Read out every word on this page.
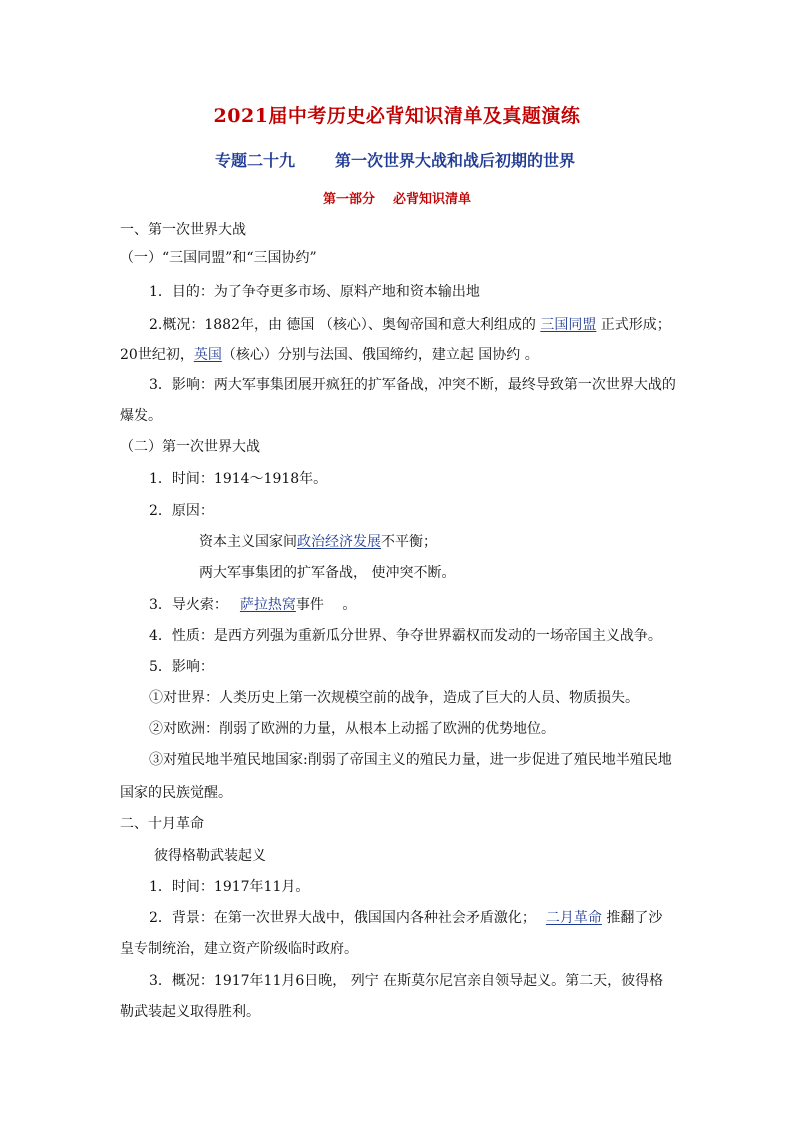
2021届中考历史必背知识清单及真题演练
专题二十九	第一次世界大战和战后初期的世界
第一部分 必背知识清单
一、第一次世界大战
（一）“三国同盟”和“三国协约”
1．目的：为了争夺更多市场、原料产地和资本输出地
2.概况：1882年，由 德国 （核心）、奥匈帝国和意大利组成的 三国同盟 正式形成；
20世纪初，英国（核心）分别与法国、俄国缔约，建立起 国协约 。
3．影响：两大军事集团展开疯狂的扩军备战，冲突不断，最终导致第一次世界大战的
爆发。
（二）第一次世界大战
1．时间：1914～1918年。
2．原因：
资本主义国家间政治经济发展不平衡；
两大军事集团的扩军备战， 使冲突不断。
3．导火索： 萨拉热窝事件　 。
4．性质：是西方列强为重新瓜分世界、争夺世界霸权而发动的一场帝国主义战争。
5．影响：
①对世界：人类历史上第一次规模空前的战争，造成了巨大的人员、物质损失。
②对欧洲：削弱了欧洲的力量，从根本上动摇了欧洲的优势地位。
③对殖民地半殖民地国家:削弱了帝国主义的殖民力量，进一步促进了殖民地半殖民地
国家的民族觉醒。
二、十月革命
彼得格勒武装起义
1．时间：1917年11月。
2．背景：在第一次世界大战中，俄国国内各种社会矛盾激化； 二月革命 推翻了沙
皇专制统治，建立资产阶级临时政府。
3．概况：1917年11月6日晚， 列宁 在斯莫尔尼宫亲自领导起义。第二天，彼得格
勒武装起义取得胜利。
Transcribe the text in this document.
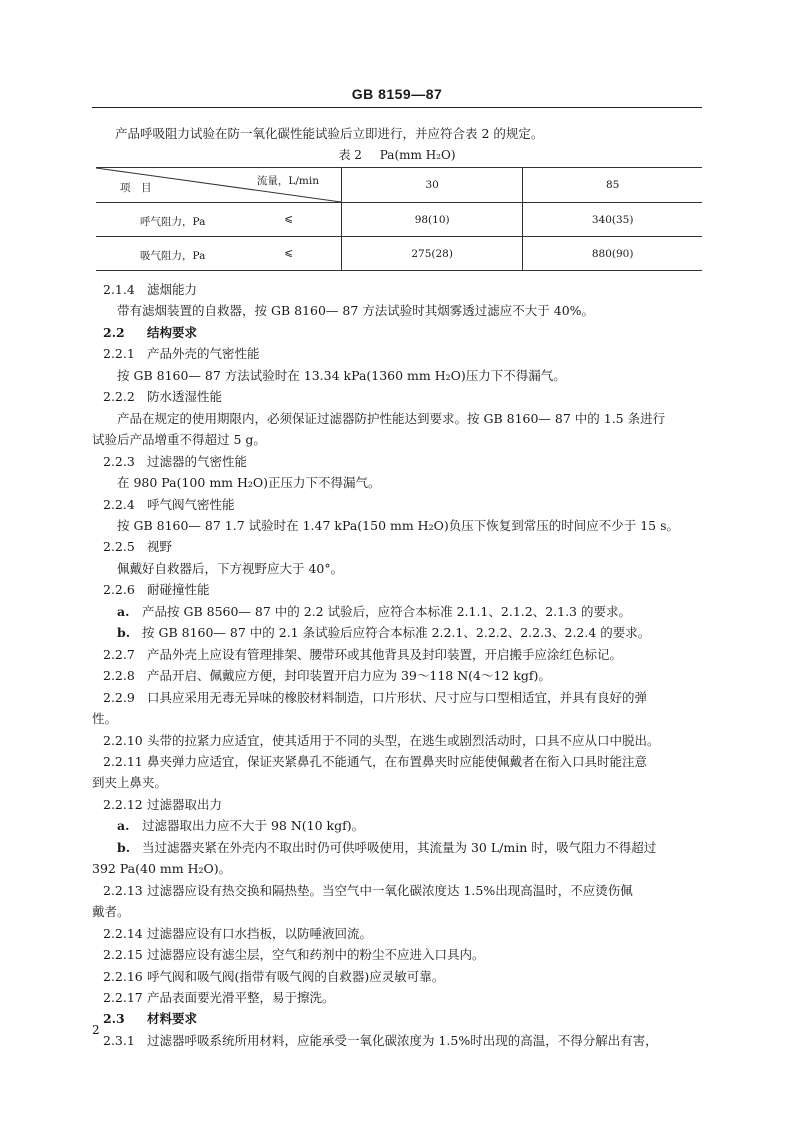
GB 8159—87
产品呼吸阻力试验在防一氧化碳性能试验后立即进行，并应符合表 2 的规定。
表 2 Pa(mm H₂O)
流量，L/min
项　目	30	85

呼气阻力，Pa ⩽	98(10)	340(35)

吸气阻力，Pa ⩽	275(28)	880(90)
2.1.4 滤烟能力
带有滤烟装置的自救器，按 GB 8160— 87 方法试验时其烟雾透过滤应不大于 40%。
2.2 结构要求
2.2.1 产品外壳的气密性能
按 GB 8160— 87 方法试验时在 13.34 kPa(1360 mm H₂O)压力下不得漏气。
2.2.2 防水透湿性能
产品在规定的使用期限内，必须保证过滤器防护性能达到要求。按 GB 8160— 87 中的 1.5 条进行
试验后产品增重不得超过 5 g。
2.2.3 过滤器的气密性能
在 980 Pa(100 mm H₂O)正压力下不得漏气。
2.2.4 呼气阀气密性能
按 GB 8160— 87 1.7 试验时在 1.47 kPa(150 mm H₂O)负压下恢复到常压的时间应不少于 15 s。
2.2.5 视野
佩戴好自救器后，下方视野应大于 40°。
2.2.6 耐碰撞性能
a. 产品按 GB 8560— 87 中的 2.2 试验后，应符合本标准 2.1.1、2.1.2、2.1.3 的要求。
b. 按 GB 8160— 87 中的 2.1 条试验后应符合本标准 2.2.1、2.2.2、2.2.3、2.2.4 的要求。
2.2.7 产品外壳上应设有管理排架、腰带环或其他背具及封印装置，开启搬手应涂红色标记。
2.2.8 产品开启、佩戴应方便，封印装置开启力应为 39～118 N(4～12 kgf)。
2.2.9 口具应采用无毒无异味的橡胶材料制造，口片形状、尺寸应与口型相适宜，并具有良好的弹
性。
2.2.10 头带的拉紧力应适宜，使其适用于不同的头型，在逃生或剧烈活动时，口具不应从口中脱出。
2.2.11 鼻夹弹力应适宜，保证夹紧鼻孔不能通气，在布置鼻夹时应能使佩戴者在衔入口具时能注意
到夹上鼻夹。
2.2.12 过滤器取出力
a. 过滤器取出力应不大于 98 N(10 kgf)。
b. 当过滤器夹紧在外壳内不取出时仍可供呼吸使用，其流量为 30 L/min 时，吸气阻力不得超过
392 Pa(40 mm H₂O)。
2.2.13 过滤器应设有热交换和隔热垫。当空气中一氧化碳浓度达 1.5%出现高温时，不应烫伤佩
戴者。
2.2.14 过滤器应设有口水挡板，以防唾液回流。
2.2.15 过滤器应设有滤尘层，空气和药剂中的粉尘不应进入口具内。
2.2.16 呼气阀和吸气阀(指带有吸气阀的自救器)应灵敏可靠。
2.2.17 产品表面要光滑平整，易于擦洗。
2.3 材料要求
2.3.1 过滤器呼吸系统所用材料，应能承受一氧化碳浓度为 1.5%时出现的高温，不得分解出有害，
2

= = =

Exercise instructions
Find every line above that contains the word "this", and return each one.

Completed task
Read out every word on this page.
Transcribe the text in this document.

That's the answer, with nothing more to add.